- Brief
All lines in which the word "tien" occurs are to be extracted.

- Provided data

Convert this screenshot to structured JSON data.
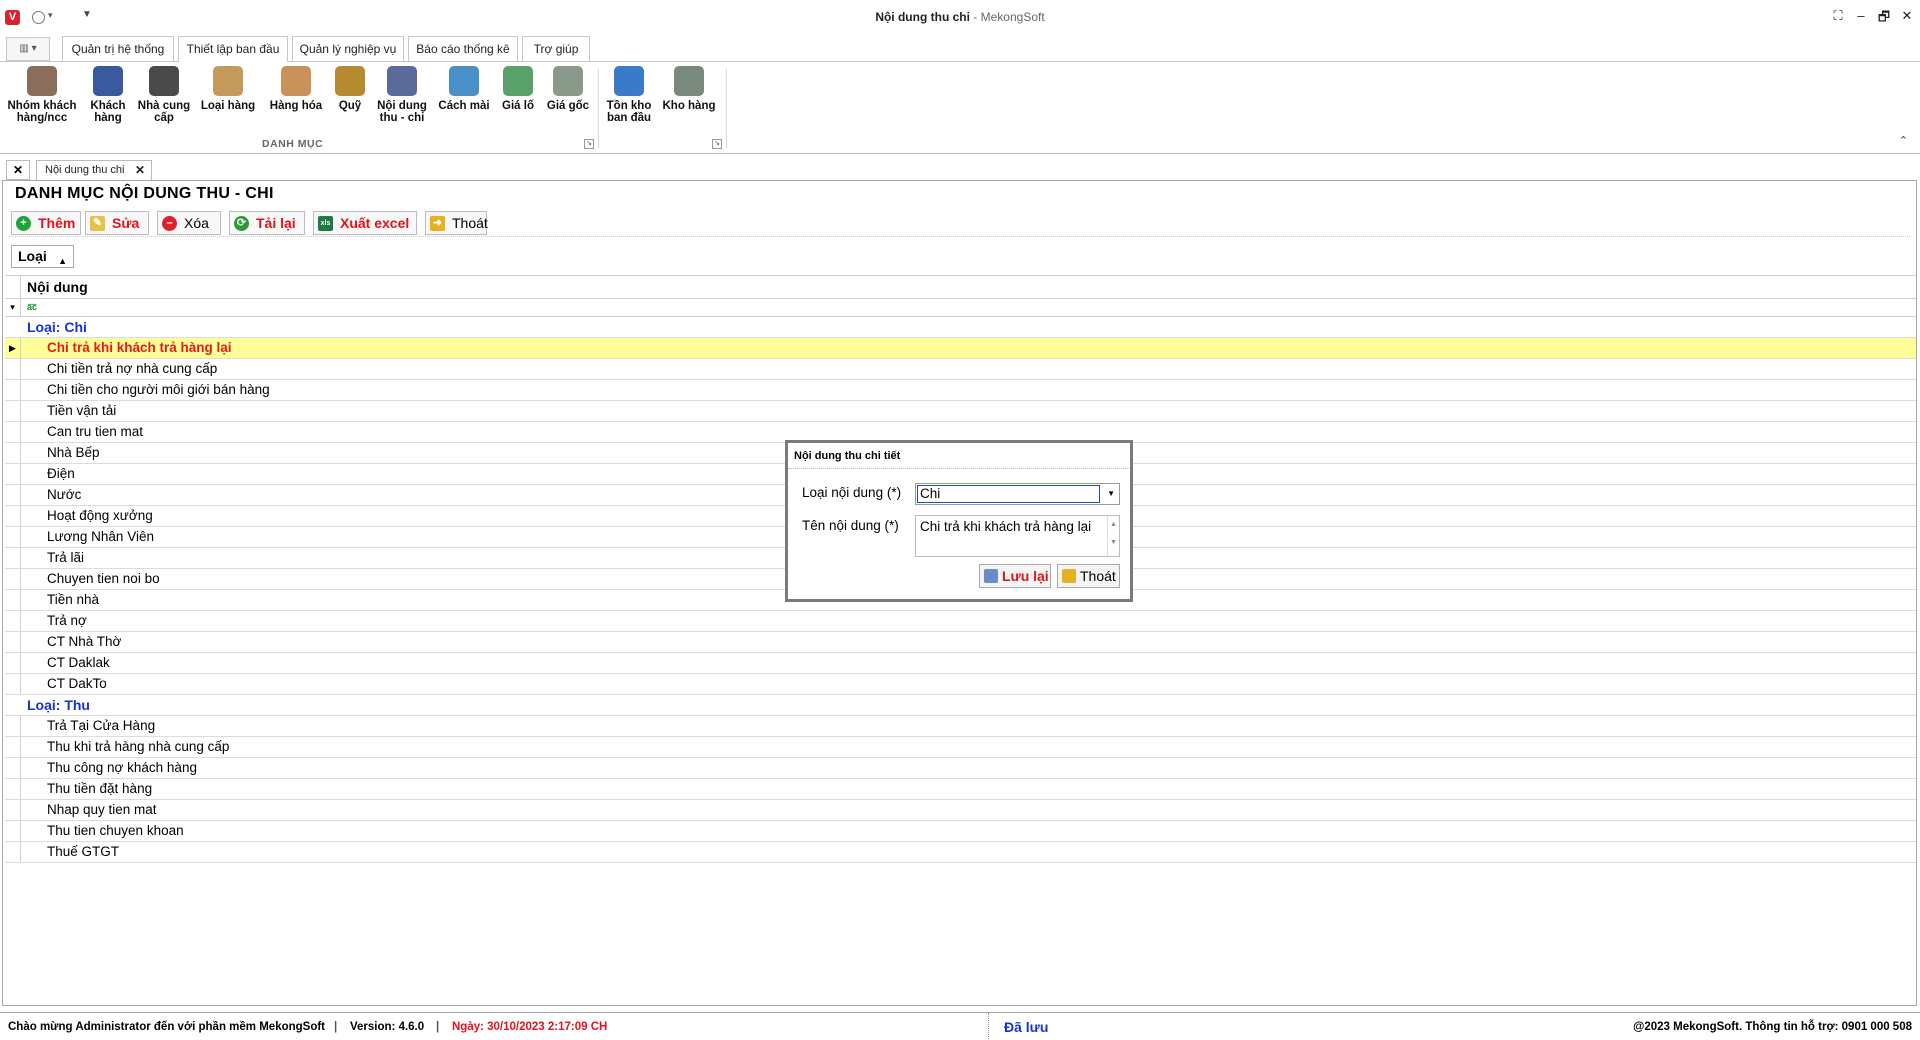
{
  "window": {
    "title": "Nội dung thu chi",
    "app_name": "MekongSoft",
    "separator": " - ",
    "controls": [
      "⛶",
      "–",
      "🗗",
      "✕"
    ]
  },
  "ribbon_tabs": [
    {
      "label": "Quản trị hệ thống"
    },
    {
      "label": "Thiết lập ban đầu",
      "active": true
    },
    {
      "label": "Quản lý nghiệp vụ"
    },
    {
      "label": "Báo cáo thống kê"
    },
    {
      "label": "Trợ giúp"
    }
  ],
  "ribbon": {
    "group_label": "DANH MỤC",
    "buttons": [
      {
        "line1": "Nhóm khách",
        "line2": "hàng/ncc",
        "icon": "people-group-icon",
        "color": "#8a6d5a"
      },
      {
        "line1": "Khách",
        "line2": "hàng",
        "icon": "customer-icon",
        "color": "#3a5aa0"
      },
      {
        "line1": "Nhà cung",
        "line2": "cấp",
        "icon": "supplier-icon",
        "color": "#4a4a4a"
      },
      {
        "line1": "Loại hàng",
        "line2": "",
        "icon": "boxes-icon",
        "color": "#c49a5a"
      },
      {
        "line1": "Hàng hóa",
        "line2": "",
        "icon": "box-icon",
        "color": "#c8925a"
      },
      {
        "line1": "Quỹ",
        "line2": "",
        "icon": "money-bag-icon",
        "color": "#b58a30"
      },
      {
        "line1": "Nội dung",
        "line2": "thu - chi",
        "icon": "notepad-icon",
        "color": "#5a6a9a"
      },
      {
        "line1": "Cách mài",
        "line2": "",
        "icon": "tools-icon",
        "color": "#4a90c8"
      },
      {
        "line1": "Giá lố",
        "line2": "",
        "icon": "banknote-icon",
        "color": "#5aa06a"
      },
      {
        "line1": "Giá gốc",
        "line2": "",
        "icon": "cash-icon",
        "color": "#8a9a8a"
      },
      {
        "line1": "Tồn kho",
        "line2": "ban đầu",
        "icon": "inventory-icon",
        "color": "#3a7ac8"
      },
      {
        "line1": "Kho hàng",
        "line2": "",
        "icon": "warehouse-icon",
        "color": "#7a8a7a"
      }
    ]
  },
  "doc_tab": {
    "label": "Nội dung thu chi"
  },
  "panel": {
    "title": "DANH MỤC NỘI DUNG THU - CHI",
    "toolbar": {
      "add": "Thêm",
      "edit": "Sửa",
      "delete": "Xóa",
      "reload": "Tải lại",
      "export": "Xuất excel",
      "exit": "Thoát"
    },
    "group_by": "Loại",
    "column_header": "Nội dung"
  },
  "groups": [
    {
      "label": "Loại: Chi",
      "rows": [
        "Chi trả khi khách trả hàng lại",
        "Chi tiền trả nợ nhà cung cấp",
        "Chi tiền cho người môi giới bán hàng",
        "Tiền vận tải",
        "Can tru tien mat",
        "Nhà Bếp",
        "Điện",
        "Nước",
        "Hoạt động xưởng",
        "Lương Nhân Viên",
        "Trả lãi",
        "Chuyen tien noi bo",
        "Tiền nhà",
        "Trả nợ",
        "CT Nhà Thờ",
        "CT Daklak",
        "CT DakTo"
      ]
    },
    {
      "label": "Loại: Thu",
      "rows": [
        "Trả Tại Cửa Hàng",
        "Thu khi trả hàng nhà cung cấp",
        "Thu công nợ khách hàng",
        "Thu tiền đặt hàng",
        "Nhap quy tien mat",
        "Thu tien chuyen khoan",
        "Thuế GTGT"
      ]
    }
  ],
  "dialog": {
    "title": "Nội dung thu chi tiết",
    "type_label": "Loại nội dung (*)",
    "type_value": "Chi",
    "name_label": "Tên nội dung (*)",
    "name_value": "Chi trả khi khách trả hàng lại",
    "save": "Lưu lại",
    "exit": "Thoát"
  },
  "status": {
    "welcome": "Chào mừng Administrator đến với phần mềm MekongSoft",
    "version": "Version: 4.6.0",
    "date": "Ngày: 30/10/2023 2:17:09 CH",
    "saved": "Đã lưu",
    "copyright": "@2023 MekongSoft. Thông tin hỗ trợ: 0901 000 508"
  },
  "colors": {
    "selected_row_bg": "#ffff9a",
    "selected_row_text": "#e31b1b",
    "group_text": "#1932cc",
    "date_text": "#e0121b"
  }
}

- Answer to the task
        "Can tru tien mat",
        "Chuyen tien noi bo",
        "Nhap quy tien mat",
        "Thu tien chuyen khoan",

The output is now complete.